## WHAT YOU SHOULD DO
In your copy, reproduce the entries exactly as they are, minus the images.

## DATA EXTRACT
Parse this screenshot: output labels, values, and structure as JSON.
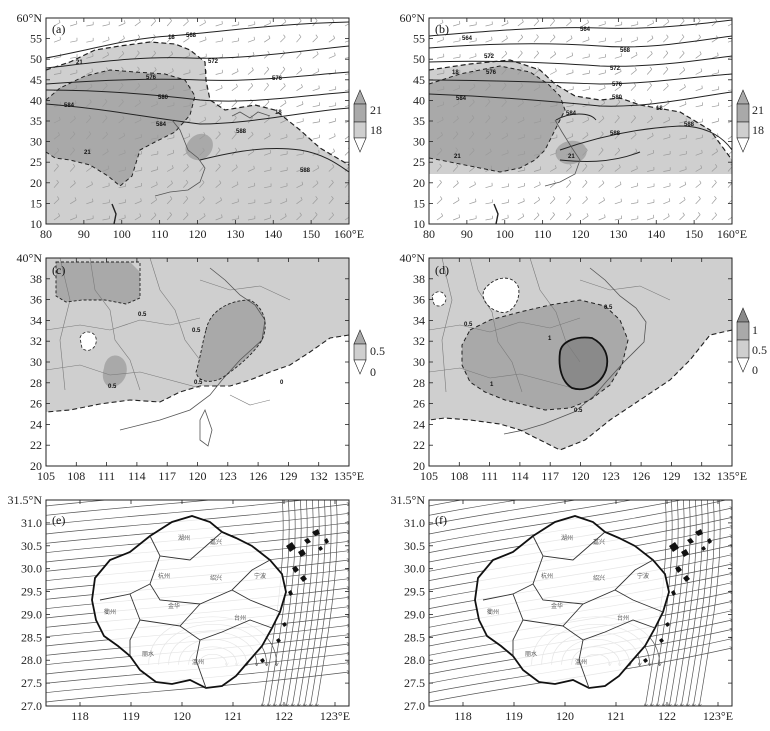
{
  "colors": {
    "shade_light": "#cfcfcf",
    "shade_mid": "#a9a9a9",
    "shade_dark": "#8a8a8a",
    "line": "#222222",
    "boundary": "#7a7a7a",
    "stream": "#555555"
  },
  "panels": [
    {
      "label": "(a)",
      "kind": "geopotential",
      "x_ticks": [
        "80",
        "90",
        "100",
        "110",
        "120",
        "130",
        "140",
        "150",
        "160°E"
      ],
      "y_ticks": [
        "60°N",
        "55",
        "50",
        "45",
        "40",
        "35",
        "30",
        "25",
        "20",
        "15",
        "10"
      ],
      "contour_labels": [
        "568",
        "572",
        "576",
        "580",
        "584",
        "588",
        "18",
        "21"
      ],
      "colorbar": {
        "ticks": [
          "21",
          "18"
        ]
      }
    },
    {
      "label": "(b)",
      "kind": "geopotential",
      "x_ticks": [
        "80",
        "90",
        "100",
        "110",
        "120",
        "130",
        "140",
        "150",
        "160°E"
      ],
      "y_ticks": [
        "60°N",
        "55",
        "50",
        "45",
        "40",
        "35",
        "30",
        "25",
        "20",
        "15",
        "10"
      ],
      "contour_labels": [
        "564",
        "568",
        "572",
        "576",
        "580",
        "584",
        "588",
        "18",
        "21"
      ],
      "colorbar": {
        "ticks": [
          "21",
          "18"
        ]
      }
    },
    {
      "label": "(c)",
      "kind": "regional",
      "x_ticks": [
        "105",
        "108",
        "111",
        "114",
        "117",
        "120",
        "123",
        "126",
        "129",
        "132",
        "135°E"
      ],
      "y_ticks": [
        "40°N",
        "38",
        "36",
        "34",
        "32",
        "30",
        "28",
        "26",
        "24",
        "22",
        "20"
      ],
      "contour_labels": [
        "0.5",
        "0"
      ],
      "colorbar": {
        "ticks": [
          "0.5",
          "0"
        ]
      }
    },
    {
      "label": "(d)",
      "kind": "regional",
      "x_ticks": [
        "105",
        "108",
        "111",
        "114",
        "117",
        "120",
        "123",
        "126",
        "129",
        "132",
        "135°E"
      ],
      "y_ticks": [
        "40°N",
        "38",
        "36",
        "34",
        "32",
        "30",
        "28",
        "26",
        "24",
        "22",
        "20"
      ],
      "contour_labels": [
        "1",
        "0.5",
        "0"
      ],
      "colorbar": {
        "ticks": [
          "1",
          "0.5",
          "0"
        ]
      }
    },
    {
      "label": "(e)",
      "kind": "streamline",
      "x_ticks": [
        "118",
        "119",
        "120",
        "121",
        "122",
        "123°E"
      ],
      "y_ticks": [
        "31.5°N",
        "31.0",
        "30.5",
        "30.0",
        "29.5",
        "29.0",
        "28.5",
        "28.0",
        "27.5",
        "27.0"
      ],
      "city_labels": [
        "湖州",
        "嘉兴",
        "杭州",
        "绍兴",
        "宁波",
        "衢州",
        "金华",
        "台州",
        "丽水",
        "温州"
      ]
    },
    {
      "label": "(f)",
      "kind": "streamline",
      "x_ticks": [
        "118",
        "119",
        "120",
        "121",
        "122",
        "123°E"
      ],
      "y_ticks": [
        "31.5°N",
        "31.0",
        "30.5",
        "30.0",
        "29.5",
        "29.0",
        "28.5",
        "28.0",
        "27.5",
        "27.0"
      ],
      "city_labels": [
        "湖州",
        "嘉兴",
        "杭州",
        "绍兴",
        "宁波",
        "衢州",
        "金华",
        "台州",
        "丽水",
        "温州"
      ]
    }
  ]
}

## CORRECT OUTPUT
Parse this screenshot: output labels, values, and structure as JSON.
{
  "colors": {
    "shade_light": "#cfcfcf",
    "shade_mid": "#a9a9a9",
    "shade_dark": "#8a8a8a",
    "line": "#222222",
    "boundary": "#7a7a7a",
    "stream": "#555555"
  },
  "panels": [
    {
      "label": "(a)",
      "kind": "geopotential",
      "x_ticks": [
        "80",
        "90",
        "100",
        "110",
        "120",
        "130",
        "140",
        "150",
        "160°E"
      ],
      "y_ticks": [
        "60°N",
        "55",
        "50",
        "45",
        "40",
        "35",
        "30",
        "25",
        "20",
        "15",
        "10"
      ],
      "contour_labels": [
        "568",
        "572",
        "576",
        "580",
        "584",
        "588",
        "18",
        "21"
      ],
      "colorbar": {
        "ticks": [
          "21",
          "18"
        ]
      }
    },
    {
      "label": "(b)",
      "kind": "geopotential",
      "x_ticks": [
        "80",
        "90",
        "100",
        "110",
        "120",
        "130",
        "140",
        "150",
        "160°E"
      ],
      "y_ticks": [
        "60°N",
        "55",
        "50",
        "45",
        "40",
        "35",
        "30",
        "25",
        "20",
        "15",
        "10"
      ],
      "contour_labels": [
        "564",
        "568",
        "572",
        "576",
        "580",
        "584",
        "588",
        "18",
        "21"
      ],
      "colorbar": {
        "ticks": [
          "21",
          "18"
        ]
      }
    },
    {
      "label": "(c)",
      "kind": "regional",
      "x_ticks": [
        "105",
        "108",
        "111",
        "114",
        "117",
        "120",
        "123",
        "126",
        "129",
        "132",
        "135°E"
      ],
      "y_ticks": [
        "40°N",
        "38",
        "36",
        "34",
        "32",
        "30",
        "28",
        "26",
        "24",
        "22",
        "20"
      ],
      "contour_labels": [
        "0.5",
        "0"
      ],
      "colorbar": {
        "ticks": [
          "0.5",
          "0"
        ]
      }
    },
    {
      "label": "(d)",
      "kind": "regional",
      "x_ticks": [
        "105",
        "108",
        "111",
        "114",
        "117",
        "120",
        "123",
        "126",
        "129",
        "132",
        "135°E"
      ],
      "y_ticks": [
        "40°N",
        "38",
        "36",
        "34",
        "32",
        "30",
        "28",
        "26",
        "24",
        "22",
        "20"
      ],
      "contour_labels": [
        "1",
        "0.5",
        "0"
      ],
      "colorbar": {
        "ticks": [
          "1",
          "0.5",
          "0"
        ]
      }
    },
    {
      "label": "(e)",
      "kind": "streamline",
      "x_ticks": [
        "118",
        "119",
        "120",
        "121",
        "122",
        "123°E"
      ],
      "y_ticks": [
        "31.5°N",
        "31.0",
        "30.5",
        "30.0",
        "29.5",
        "29.0",
        "28.5",
        "28.0",
        "27.5",
        "27.0"
      ],
      "city_labels": [
        "湖州",
        "嘉兴",
        "杭州",
        "绍兴",
        "宁波",
        "衢州",
        "金华",
        "台州",
        "丽水",
        "温州"
      ]
    },
    {
      "label": "(f)",
      "kind": "streamline",
      "x_ticks": [
        "118",
        "119",
        "120",
        "121",
        "122",
        "123°E"
      ],
      "y_ticks": [
        "31.5°N",
        "31.0",
        "30.5",
        "30.0",
        "29.5",
        "29.0",
        "28.5",
        "28.0",
        "27.5",
        "27.0"
      ],
      "city_labels": [
        "湖州",
        "嘉兴",
        "杭州",
        "绍兴",
        "宁波",
        "衢州",
        "金华",
        "台州",
        "丽水",
        "温州"
      ]
    }
  ]
}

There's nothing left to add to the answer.